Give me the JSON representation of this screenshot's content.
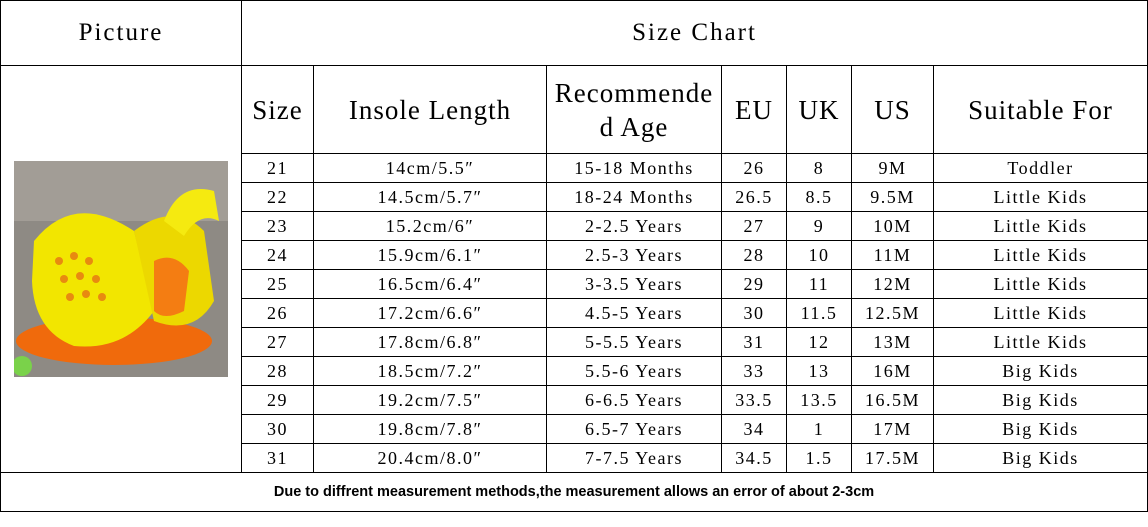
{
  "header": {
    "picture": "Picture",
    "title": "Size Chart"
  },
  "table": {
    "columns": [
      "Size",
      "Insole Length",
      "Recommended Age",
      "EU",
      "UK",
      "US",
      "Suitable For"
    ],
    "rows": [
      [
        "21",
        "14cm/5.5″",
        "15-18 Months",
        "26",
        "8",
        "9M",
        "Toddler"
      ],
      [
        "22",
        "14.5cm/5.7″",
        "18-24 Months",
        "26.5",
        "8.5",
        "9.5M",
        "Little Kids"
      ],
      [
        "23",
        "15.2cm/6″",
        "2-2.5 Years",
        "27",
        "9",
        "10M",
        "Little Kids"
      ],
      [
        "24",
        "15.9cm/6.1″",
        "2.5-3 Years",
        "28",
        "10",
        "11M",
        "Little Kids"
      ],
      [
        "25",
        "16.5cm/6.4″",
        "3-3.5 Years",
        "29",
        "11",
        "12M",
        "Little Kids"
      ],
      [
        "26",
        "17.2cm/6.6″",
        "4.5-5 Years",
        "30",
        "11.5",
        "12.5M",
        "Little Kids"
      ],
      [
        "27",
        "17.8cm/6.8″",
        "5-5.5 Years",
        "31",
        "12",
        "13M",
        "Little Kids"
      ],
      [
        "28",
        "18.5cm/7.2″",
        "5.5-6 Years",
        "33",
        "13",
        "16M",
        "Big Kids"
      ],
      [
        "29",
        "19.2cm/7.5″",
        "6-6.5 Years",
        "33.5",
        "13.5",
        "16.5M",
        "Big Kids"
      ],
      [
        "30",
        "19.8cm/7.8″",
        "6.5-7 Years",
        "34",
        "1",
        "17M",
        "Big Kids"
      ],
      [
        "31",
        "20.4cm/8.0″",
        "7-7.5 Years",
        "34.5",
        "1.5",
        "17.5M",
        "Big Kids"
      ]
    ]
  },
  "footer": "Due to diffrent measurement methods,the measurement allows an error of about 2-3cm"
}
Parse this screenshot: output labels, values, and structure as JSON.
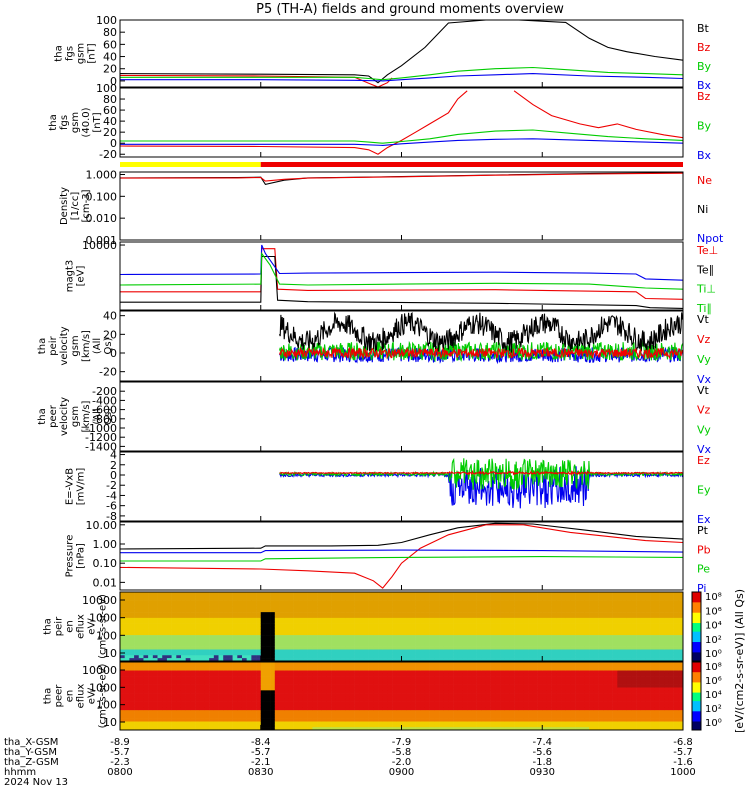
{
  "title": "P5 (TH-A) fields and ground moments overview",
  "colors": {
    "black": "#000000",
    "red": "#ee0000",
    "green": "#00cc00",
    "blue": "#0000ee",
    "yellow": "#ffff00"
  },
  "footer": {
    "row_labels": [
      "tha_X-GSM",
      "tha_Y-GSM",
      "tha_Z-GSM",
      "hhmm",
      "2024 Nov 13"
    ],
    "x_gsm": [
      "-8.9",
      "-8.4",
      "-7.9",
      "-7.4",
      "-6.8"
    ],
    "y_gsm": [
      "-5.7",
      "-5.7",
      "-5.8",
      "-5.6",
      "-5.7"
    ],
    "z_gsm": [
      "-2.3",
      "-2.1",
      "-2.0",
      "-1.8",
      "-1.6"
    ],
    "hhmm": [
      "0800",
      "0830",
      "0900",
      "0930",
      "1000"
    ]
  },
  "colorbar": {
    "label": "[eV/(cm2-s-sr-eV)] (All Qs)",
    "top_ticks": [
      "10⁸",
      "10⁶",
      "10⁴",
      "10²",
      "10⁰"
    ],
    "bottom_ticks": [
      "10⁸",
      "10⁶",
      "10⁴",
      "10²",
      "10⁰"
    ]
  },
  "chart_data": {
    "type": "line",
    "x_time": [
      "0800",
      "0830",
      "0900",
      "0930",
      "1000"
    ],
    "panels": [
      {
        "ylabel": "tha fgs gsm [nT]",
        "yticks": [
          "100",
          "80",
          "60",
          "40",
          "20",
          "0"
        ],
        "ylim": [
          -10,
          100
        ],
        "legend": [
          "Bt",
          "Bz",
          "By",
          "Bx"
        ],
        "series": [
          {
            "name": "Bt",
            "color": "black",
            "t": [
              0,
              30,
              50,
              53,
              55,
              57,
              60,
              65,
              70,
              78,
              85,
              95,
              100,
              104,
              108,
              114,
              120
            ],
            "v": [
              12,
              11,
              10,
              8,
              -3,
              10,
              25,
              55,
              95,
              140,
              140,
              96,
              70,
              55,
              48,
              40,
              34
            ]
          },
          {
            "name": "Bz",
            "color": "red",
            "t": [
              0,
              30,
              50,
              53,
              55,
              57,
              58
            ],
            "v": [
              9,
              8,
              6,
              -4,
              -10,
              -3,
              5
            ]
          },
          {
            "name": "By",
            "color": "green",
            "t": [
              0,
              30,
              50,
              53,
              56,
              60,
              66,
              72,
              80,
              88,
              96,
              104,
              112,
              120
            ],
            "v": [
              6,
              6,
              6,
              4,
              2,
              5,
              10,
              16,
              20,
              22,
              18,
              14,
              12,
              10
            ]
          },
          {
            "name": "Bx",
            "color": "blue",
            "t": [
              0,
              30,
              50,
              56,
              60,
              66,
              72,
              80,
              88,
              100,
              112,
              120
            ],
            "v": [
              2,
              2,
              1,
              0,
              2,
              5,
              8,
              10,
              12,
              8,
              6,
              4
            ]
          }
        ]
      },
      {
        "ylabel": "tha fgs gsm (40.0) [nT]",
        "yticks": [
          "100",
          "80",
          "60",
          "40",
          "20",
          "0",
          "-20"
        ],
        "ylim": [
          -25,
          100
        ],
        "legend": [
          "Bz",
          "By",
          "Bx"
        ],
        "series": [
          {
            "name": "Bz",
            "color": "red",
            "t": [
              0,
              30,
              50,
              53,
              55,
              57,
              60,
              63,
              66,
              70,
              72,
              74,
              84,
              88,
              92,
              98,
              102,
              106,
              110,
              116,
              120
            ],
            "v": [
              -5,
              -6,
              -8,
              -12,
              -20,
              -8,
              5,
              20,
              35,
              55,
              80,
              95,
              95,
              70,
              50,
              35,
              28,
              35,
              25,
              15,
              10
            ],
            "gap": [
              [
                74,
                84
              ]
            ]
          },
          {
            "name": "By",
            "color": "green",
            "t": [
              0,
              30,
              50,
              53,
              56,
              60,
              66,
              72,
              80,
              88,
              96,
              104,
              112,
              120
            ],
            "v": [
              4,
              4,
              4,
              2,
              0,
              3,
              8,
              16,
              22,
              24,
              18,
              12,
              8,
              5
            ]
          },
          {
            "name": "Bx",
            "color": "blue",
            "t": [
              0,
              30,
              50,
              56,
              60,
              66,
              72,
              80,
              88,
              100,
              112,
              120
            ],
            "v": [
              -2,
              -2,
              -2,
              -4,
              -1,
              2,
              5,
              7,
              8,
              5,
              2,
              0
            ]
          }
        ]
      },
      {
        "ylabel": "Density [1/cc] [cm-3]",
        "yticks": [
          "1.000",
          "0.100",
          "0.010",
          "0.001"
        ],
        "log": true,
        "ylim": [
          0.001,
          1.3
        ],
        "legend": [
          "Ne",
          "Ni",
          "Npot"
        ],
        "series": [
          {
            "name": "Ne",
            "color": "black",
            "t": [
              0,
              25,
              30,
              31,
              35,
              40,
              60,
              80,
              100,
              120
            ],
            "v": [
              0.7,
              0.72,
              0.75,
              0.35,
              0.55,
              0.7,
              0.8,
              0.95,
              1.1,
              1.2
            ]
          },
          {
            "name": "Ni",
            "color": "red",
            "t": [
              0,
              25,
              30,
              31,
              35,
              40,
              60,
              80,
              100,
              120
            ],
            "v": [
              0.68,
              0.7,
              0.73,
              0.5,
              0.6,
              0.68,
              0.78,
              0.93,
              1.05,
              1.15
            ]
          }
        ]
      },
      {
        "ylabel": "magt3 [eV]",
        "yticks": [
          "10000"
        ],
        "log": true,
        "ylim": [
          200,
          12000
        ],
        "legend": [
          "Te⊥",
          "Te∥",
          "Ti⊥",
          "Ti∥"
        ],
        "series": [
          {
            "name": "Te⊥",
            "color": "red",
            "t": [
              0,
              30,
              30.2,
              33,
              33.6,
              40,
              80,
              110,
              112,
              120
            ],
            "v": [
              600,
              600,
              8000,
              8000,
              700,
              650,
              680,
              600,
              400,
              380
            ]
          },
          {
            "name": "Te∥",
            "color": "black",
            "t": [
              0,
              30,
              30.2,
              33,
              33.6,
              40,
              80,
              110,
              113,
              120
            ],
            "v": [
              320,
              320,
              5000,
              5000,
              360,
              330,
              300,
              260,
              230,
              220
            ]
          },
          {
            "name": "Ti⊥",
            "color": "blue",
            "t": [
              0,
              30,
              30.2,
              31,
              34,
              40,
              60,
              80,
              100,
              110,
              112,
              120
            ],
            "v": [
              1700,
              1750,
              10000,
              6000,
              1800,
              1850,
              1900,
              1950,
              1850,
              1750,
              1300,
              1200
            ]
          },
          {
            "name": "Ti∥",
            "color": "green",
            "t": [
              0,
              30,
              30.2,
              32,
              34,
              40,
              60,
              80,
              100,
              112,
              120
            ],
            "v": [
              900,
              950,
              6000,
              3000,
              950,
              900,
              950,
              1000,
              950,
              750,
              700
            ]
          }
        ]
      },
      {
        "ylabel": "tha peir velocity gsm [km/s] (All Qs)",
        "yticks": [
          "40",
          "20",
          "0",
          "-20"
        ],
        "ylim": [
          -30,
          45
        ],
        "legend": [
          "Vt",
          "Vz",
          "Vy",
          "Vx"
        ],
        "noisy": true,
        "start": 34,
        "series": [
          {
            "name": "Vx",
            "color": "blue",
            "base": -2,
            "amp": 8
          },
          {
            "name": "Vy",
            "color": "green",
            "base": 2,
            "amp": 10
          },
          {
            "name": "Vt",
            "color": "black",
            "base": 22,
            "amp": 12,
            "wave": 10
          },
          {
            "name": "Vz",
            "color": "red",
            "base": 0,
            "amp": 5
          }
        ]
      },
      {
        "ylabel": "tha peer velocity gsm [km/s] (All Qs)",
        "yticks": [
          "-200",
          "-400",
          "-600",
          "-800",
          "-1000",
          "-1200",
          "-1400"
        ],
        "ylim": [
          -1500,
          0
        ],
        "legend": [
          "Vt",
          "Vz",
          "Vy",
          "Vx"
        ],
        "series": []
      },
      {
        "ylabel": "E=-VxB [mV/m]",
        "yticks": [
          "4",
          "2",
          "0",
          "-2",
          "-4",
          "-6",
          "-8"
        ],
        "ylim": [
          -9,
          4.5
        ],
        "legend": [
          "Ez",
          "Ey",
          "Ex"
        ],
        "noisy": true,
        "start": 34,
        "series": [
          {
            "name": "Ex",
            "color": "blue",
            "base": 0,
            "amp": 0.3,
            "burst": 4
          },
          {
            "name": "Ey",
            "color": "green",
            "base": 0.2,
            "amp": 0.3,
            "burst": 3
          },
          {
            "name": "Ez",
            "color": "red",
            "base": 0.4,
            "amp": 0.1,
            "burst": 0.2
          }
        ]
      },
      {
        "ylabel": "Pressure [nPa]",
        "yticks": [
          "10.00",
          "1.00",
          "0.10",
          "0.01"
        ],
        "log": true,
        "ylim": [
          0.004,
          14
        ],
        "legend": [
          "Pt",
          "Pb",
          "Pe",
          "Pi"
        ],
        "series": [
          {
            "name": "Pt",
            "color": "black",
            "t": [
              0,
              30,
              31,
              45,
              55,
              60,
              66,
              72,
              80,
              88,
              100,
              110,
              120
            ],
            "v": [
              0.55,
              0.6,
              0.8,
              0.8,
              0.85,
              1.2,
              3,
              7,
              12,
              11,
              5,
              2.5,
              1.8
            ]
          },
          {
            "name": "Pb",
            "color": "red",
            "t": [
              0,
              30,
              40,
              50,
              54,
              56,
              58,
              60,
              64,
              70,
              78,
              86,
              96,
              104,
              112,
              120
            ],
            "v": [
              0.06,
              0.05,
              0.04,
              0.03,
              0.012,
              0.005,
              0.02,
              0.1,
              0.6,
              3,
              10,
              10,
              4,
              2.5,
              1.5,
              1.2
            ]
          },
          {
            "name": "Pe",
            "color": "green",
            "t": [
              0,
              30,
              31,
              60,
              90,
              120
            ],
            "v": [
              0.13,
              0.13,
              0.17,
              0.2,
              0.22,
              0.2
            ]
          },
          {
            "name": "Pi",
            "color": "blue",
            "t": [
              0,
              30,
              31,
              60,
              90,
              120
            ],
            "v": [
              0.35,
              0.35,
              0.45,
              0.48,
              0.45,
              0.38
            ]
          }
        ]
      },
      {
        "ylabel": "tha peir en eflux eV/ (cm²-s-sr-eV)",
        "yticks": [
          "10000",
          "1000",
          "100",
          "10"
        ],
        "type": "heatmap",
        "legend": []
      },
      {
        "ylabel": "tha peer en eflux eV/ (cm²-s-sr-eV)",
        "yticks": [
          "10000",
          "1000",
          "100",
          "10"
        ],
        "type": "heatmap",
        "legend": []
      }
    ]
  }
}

GIVEN PROBLEM: Keep only those lines of the records that hold "peir", and return them.

ANSWER BELOW:
        "ylabel": "tha peir velocity gsm [km/s] (All Qs)",
        "ylabel": "tha peir en eflux eV/ (cm²-s-sr-eV)",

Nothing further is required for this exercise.